Records shown:
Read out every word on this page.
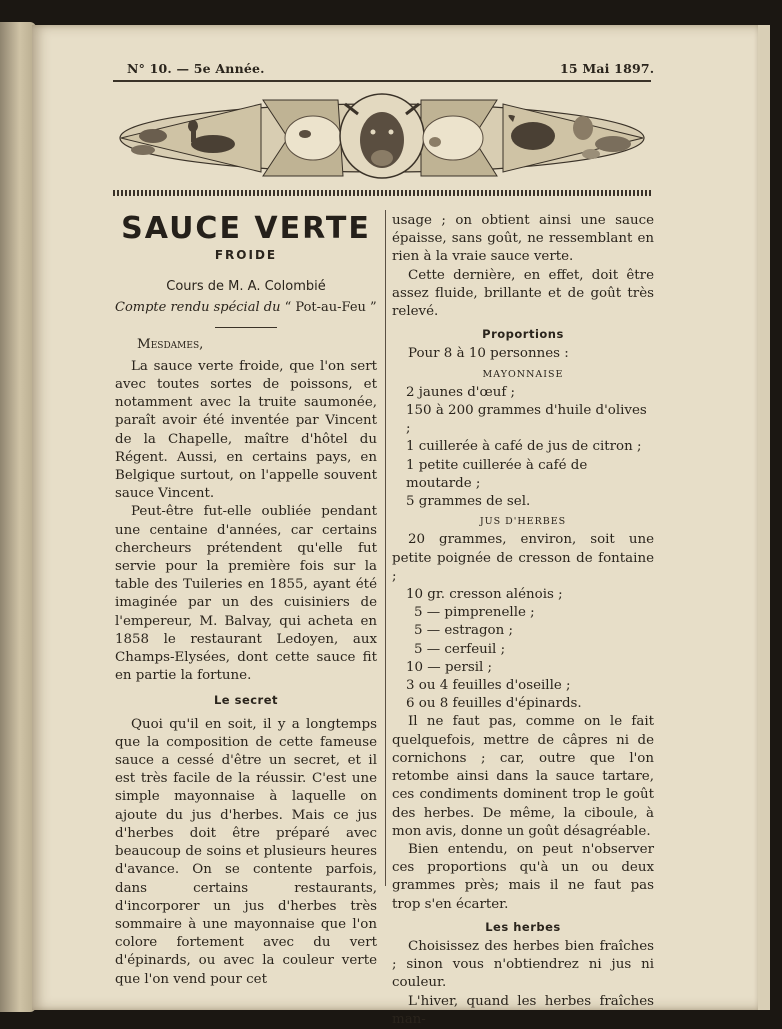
N° 10. — 5e Année.	15 Mai 1897.
SAUCE VERTE
FROIDE
Cours de M. A. Colombié

Compte rendu spécial du “ Pot-au-Feu ”

Mesdames,

La sauce verte froide, que l'on sert avec toutes sortes de poissons, et notamment avec la truite saumonée, paraît avoir été inventée par Vincent de la Chapelle, maître d'hôtel du Régent. Aussi, en certains pays, en Belgique surtout, on l'appelle souvent sauce Vincent.

Peut-être fut-elle oubliée pendant une centaine d'années, car certains chercheurs prétendent qu'elle fut servie pour la première fois sur la table des Tuileries en 1855, ayant été imaginée par un des cuisiniers de l'empereur, M. Balvay, qui acheta en 1858 le restaurant Ledoyen, aux Champs-Elysées, dont cette sauce fit en partie la fortune.

Le secret

Quoi qu'il en soit, il y a longtemps que la composition de cette fameuse sauce a cessé d'être un secret, et il est très facile de la réussir. C'est une simple mayonnaise à laquelle on ajoute du jus d'herbes. Mais ce jus d'herbes doit être préparé avec beaucoup de soins et plusieurs heures d'avance. On se contente parfois, dans certains restaurants, d'incorporer un jus d'herbes très sommaire à une mayonnaise que l'on colore fortement avec du vert d'épinards, ou avec la couleur verte que l'on vend pour cet

usage ; on obtient ainsi une sauce épaisse, sans goût, ne ressemblant en rien à la vraie sauce verte.

Cette dernière, en effet, doit être assez fluide, brillante et de goût très relevé.

Proportions

Pour 8 à 10 personnes :

MAYONNAISE

2 jaunes d'œuf ;

150 à 200 grammes d'huile d'olives ;

1 cuillerée à café de jus de citron ;

1 petite cuillerée à café de moutarde ;

5 grammes de sel.

JUS D'HERBES

20 grammes, environ, soit une petite poignée de cresson de fontaine ;

10 gr. cresson alénois ;

5 — pimprenelle ;

5 — estragon ;

5 — cerfeuil ;

10 — persil ;

3 ou 4 feuilles d'oseille ;

6 ou 8 feuilles d'épinards.

Il ne faut pas, comme on le fait quelquefois, mettre de câpres ni de cornichons ; car, outre que l'on retombe ainsi dans la sauce tartare, ces condiments dominent trop le goût des herbes. De même, la ciboule, à mon avis, donne un goût désagréable.

Bien entendu, on peut n'observer ces proportions qu'à un ou deux grammes près; mais il ne faut pas trop s'en écarter.

Les herbes

Choisissez des herbes bien fraîches ; sinon vous n'obtiendrez ni jus ni couleur.

L'hiver, quand les herbes fraîches man-
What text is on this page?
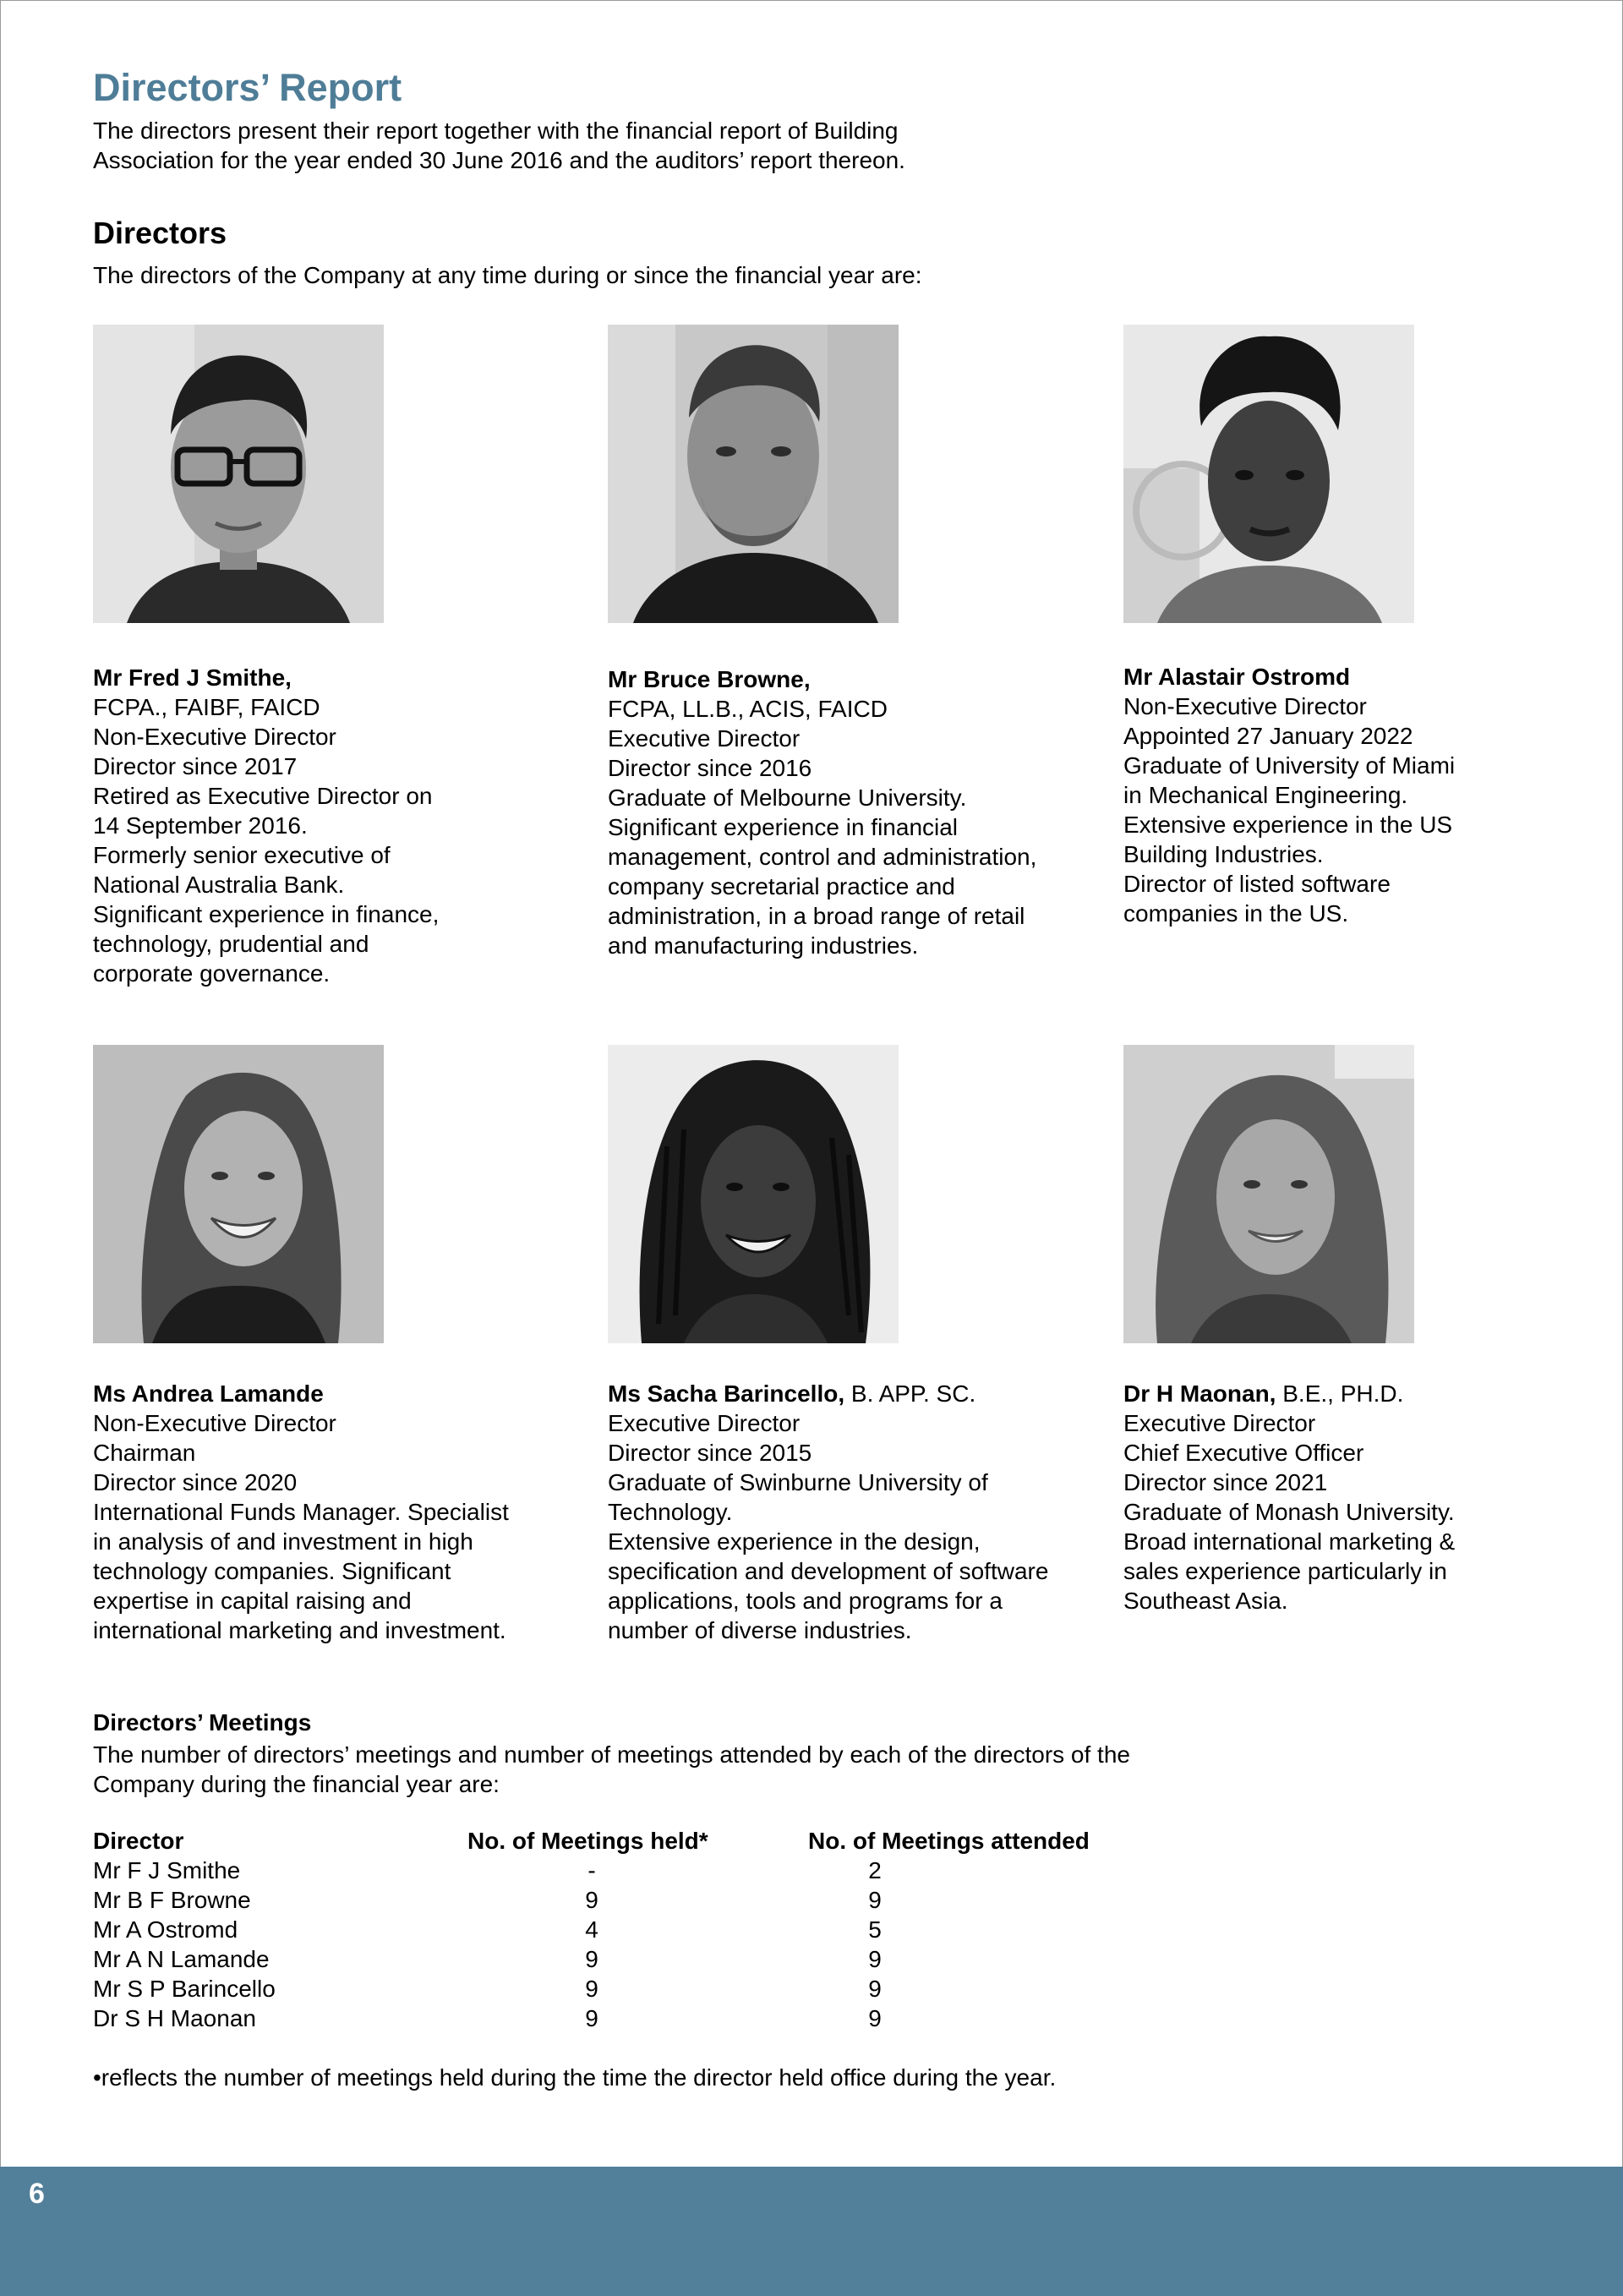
Directors’ Report
The directors present their report together with the financial report of Building
Association for the year ended 30 June 2016 and the auditors’ report thereon.
Directors
The directors of the Company at any time during or since the financial year are:
Mr Fred J Smithe,
FCPA., FAIBF, FAICD
Non-Executive Director
Director since 2017
Retired as Executive Director on
14 September 2016.
Formerly senior executive of
National Australia Bank.
Significant experience in finance,
technology, prudential and
corporate governance.
Mr Bruce Browne,
FCPA, LL.B., ACIS, FAICD
Executive Director
Director since 2016
Graduate of Melbourne University.
Significant experience in financial
management, control and administration,
company secretarial practice and
administration, in a broad range of retail
and manufacturing industries.
Mr Alastair Ostromd
Non-Executive Director
Appointed 27 January 2022
Graduate of University of Miami
in Mechanical Engineering.
Extensive experience in the US
Building Industries.
Director of listed software
companies in the US.
Ms Andrea Lamande
Non-Executive Director
Chairman
Director since 2020
International Funds Manager. Specialist
in analysis of and investment in high
technology companies. Significant
expertise in capital raising and
international marketing and investment.
Ms Sacha Barincello, B. APP. SC.
Executive Director
Director since 2015
Graduate of Swinburne University of
Technology.
Extensive experience in the design,
specification and development of software
applications, tools and programs for a
number of diverse industries.
Dr H Maonan, B.E., PH.D.
Executive Director
Chief Executive Officer
Director since 2021
Graduate of Monash University.
Broad international marketing &
sales experience particularly in
Southeast Asia.
Directors’ Meetings
The number of directors’ meetings and number of meetings attended by each of the directors of the
Company during the financial year are:
Director	No. of Meetings held*	No. of Meetings attended
Mr F J Smithe	-	2
Mr B F Browne	9	9
Mr A Ostromd	4	5
Mr A N Lamande	9	9
Mr S P Barincello	9	9
Dr S H Maonan	9	9
•reflects the number of meetings held during the time the director held office during the year.
6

Exercise task:
Count the lines above in which the word "petite" appears, then state only that count.

Exercise response:
2